Texto de leitura |
Políticas locais não ajudam a atrair talentos, dizem especialistas

Especialistas disseram à Lusa que o programa de captação de quadros qualificados de Macau tem critérios mais apertados do que outras jurisdições e oferece vistos demasiado curtos para atrair talentos necessários para diversificar a economia.

O programa entrou em vigor em Julho de 2023 e procura captar para a região, nomeadamente com benefícios fiscais, quadros do sector financeiro e das áreas de investigação e desenvolvimento científico e tecnológico, entre eles Prémio Nobel.

Mas “o Governo de Macau não fez um bom trabalho” ao elaborar regras “muito estranhas” para um programa “de uma qualidade terrível”, disse Leon Ieong Meng U à Lusa. “Nunca ouvi falar de outros programas em outros sítios que tenham a nota média do bacharelato como um dos critérios”, sublinhou o investigador da Universidade de Macau.

Além disso, “os níveis de exigência são excessivamente elevados, mais altos do que em Hong Kong ou Singapura”, apontou Leon Ieong. O analista da consultora de jogo IGamix Ben Lee também apontou à Lusa a região de Hong Kong como um exemplo.

Dados fornecidos |
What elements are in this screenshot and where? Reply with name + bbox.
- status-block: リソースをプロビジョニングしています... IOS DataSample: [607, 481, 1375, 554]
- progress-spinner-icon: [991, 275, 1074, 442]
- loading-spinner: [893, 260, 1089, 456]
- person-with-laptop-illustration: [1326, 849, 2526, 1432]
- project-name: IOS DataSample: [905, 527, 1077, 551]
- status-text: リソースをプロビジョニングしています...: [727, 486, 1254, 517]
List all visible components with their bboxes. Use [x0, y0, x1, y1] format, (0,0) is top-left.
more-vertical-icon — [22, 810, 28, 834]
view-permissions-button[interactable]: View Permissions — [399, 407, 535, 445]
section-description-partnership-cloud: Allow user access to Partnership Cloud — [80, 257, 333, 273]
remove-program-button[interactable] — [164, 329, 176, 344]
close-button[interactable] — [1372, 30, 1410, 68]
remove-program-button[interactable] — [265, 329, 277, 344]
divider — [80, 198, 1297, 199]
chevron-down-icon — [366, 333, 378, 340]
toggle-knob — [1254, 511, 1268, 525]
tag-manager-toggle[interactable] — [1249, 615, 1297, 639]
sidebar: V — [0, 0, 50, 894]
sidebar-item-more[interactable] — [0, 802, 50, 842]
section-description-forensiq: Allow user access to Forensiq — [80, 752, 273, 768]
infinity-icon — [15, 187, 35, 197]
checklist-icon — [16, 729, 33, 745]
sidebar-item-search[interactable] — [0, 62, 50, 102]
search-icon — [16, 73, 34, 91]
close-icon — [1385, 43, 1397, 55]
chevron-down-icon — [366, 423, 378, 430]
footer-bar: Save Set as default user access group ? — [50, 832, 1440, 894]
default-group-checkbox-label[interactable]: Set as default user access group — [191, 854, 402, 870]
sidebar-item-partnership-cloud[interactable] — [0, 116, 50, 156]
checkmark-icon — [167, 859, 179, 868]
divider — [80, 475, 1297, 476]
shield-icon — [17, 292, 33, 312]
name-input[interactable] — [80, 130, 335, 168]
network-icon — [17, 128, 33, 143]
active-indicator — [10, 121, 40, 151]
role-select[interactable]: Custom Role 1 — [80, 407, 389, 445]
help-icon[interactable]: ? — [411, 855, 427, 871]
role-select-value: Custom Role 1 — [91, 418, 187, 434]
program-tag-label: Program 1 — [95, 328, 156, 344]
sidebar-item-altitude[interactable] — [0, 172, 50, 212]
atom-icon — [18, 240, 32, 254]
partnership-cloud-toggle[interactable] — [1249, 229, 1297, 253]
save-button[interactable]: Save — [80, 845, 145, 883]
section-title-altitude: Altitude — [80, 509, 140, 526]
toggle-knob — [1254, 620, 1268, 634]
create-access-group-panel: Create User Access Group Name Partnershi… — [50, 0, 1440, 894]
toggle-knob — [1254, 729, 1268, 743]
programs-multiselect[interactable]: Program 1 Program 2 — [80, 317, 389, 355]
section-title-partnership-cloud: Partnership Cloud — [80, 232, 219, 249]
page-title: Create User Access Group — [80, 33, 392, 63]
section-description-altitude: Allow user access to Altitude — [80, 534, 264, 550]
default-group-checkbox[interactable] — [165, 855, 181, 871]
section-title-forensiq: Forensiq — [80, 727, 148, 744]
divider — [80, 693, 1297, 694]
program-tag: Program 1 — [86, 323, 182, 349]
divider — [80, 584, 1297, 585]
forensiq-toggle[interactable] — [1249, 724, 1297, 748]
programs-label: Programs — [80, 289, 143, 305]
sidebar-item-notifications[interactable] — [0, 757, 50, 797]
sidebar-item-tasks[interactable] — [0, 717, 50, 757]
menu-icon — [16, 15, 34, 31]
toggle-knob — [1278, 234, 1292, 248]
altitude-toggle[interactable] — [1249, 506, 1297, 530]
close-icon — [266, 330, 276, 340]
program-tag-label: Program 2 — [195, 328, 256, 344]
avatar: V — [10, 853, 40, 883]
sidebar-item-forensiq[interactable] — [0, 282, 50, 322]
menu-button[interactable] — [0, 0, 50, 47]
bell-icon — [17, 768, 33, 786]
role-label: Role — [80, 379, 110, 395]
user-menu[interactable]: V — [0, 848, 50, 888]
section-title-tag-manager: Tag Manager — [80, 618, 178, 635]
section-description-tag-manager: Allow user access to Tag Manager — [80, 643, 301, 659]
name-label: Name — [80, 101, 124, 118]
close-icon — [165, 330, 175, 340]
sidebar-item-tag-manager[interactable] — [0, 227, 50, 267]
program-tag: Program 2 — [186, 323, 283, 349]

Trabalho pedido |
1) Indique se cada afirmação concorda com a notícia sobre a captação de talentos em Macau, respondendo sim ou não e citando as palavras exatas da notícia que o decidem: (a) O programa entrou em vigor em julho de 2023. (b) Leon Ieong Meng U é investigador da Universidade de Hong Kong. (c) Ben Lee apontou Singapura como exemplo.
2) Transcreva literalmente o trecho da notícia sobre a captação de talentos em Macau desde "Políticas locais não" até "diversificar a economia.".
3) Segundo a notícia sobre a captação de talentos em Macau, que critério do programa Leon Ieong Meng U diz nunca ter visto em programas de outros sítios?

Respostas por tarefa |
1)
(a) Sim: "O programa entrou em vigor em Julho de 2023"
(b) Não: "o investigador da Universidade de Macau"
(c) Não: "O analista da consultora de jogo IGamix Ben Lee também apontou à Lusa a região de Hong Kong como um exemplo"

2)
Políticas locais não ajudam a atrair talentos, dizem especialistas

Especialistas disseram à Lusa que o programa de captação de quadros qualificados de Macau tem critérios mais apertados do que outras jurisdições e oferece vistos demasiado curtos para atrair talentos necessários para diversificar a economia.

3) A nota média do bacharelato.